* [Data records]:

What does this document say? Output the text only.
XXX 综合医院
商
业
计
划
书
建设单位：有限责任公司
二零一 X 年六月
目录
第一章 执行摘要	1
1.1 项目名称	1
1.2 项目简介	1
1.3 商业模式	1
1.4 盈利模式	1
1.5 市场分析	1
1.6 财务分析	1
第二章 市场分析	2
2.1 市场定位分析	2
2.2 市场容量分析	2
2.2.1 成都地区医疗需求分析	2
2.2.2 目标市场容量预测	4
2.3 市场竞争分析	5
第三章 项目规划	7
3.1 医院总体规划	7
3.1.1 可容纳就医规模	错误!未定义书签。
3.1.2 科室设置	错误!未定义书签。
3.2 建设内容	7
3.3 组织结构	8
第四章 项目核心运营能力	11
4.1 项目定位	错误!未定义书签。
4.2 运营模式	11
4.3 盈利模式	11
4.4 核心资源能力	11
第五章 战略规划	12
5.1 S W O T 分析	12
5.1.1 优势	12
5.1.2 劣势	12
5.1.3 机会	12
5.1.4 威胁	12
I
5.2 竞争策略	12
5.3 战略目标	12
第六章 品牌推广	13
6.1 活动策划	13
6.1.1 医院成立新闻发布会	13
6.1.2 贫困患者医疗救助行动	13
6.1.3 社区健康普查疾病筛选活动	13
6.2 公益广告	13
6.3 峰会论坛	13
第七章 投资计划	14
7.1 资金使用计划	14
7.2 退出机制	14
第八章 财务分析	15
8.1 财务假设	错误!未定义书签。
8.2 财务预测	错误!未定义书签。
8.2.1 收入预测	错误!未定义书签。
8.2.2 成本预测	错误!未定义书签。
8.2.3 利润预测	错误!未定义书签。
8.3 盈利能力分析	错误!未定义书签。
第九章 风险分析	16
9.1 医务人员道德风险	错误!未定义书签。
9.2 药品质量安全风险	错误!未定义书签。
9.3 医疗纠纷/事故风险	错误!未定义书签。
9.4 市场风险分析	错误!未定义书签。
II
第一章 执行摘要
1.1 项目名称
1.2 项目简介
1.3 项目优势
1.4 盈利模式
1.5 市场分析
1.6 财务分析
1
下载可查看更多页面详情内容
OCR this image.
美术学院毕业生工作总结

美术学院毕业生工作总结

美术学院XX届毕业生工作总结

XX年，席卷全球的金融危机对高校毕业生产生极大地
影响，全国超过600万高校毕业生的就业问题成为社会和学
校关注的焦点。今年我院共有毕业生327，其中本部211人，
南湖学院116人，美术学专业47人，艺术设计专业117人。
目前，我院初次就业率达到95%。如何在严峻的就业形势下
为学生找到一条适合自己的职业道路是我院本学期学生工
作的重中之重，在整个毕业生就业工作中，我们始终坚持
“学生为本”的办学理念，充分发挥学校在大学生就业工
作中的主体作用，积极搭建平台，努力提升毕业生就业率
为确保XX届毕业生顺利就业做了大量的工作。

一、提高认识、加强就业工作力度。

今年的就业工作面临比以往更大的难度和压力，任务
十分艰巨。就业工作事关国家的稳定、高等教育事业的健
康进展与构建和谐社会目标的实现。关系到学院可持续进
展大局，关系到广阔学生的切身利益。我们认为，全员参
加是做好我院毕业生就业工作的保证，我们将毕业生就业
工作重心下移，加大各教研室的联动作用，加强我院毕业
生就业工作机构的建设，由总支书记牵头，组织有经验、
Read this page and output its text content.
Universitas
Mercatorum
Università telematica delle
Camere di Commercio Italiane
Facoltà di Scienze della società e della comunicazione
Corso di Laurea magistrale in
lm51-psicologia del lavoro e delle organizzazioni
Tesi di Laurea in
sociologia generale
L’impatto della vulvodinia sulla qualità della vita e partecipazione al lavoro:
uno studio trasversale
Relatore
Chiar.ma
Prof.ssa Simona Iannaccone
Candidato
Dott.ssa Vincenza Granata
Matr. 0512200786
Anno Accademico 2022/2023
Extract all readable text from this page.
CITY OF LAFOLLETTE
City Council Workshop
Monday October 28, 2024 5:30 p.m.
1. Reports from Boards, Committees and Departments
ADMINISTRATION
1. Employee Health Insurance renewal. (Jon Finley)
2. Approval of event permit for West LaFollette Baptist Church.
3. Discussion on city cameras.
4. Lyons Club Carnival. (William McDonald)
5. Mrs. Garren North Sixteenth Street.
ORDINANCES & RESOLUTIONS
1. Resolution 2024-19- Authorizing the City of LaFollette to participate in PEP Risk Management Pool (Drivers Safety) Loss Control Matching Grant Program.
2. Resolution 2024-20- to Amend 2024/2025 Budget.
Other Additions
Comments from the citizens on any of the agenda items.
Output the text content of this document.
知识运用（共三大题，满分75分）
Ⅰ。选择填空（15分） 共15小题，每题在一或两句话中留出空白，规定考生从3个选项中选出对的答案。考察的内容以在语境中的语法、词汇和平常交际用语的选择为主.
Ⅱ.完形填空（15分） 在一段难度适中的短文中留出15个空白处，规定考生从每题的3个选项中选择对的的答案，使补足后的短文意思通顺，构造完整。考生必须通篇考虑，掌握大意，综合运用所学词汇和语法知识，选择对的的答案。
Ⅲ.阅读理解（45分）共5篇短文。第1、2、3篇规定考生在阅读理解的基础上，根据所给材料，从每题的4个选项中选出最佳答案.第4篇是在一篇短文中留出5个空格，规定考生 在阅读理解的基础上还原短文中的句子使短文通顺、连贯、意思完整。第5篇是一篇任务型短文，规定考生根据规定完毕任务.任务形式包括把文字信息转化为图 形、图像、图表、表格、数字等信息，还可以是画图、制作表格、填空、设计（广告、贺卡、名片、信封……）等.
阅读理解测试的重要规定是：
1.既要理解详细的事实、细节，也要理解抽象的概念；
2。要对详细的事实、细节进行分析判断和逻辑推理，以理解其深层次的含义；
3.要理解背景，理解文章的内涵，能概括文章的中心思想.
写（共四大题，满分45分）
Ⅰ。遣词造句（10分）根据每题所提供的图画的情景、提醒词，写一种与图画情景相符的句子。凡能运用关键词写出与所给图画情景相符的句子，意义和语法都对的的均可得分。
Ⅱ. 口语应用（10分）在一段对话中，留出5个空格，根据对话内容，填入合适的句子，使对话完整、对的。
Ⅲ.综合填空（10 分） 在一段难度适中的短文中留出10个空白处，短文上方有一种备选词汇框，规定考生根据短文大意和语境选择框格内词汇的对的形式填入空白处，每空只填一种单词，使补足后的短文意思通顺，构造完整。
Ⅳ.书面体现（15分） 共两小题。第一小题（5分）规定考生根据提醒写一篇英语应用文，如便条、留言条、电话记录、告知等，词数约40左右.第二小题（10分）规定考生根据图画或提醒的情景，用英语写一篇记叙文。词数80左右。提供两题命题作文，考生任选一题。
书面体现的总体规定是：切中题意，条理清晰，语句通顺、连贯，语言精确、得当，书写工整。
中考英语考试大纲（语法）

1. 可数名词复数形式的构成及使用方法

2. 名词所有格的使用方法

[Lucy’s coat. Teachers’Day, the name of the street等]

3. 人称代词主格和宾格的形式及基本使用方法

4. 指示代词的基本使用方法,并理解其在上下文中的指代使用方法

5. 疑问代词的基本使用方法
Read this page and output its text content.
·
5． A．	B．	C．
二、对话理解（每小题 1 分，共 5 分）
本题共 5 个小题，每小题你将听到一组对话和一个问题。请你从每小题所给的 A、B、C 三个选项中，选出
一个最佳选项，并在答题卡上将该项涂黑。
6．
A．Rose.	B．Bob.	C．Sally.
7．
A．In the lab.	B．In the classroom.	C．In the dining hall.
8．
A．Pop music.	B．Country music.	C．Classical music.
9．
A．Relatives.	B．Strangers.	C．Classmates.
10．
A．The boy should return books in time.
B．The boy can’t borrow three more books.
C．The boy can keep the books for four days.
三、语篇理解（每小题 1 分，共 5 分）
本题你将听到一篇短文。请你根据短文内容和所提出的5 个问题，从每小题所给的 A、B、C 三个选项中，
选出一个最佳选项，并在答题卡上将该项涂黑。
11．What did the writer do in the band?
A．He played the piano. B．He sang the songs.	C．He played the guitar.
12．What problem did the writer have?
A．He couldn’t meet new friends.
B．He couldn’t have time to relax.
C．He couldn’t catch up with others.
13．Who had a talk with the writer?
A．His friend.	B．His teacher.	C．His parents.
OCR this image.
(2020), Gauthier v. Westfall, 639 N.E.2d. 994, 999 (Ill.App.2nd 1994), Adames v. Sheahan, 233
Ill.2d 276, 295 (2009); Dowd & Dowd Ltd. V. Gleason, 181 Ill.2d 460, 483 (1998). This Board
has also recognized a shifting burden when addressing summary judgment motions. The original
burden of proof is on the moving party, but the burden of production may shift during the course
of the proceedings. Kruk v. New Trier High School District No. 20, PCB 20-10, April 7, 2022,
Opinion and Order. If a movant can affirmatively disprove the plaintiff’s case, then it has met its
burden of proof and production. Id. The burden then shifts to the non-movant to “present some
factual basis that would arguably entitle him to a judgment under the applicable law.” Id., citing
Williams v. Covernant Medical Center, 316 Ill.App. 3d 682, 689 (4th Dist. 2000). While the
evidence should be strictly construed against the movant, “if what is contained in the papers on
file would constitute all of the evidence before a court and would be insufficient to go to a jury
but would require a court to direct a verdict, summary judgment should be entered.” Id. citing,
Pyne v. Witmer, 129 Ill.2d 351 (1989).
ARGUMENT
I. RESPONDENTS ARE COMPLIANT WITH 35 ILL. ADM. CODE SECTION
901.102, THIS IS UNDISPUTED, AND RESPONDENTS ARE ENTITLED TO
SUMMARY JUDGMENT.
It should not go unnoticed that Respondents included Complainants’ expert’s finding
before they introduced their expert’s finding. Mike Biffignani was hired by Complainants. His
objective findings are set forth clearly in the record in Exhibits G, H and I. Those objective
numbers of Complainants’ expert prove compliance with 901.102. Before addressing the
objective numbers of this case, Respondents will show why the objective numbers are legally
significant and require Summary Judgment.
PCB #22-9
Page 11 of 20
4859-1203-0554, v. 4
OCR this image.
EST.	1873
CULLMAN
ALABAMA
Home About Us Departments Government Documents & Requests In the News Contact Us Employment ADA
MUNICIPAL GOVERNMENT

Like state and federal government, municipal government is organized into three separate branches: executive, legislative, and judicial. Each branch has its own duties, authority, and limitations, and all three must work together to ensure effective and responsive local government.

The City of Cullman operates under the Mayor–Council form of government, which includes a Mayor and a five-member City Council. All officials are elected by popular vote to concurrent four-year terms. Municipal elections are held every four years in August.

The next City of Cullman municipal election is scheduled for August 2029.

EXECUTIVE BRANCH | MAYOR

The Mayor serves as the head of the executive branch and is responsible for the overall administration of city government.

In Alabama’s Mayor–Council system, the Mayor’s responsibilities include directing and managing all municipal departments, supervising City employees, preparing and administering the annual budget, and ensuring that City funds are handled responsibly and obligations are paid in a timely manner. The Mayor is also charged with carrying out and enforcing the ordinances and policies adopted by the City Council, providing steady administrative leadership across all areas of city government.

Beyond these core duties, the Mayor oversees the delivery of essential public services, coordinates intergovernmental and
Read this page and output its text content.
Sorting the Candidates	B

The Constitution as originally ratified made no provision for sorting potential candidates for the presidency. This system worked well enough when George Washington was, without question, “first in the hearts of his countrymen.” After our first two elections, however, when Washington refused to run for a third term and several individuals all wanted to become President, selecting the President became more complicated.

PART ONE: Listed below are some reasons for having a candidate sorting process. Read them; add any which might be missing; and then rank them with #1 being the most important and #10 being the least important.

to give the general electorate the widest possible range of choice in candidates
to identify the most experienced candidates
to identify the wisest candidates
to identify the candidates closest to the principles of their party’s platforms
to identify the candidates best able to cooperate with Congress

* [EXERCISE TASK]:
Wherever a line in the data above holds "writer", copy that line.

* [EXERCISE SOLUTION]:
11．What did the writer do in the band?
12．What problem did the writer have?
13．Who had a talk with the writer?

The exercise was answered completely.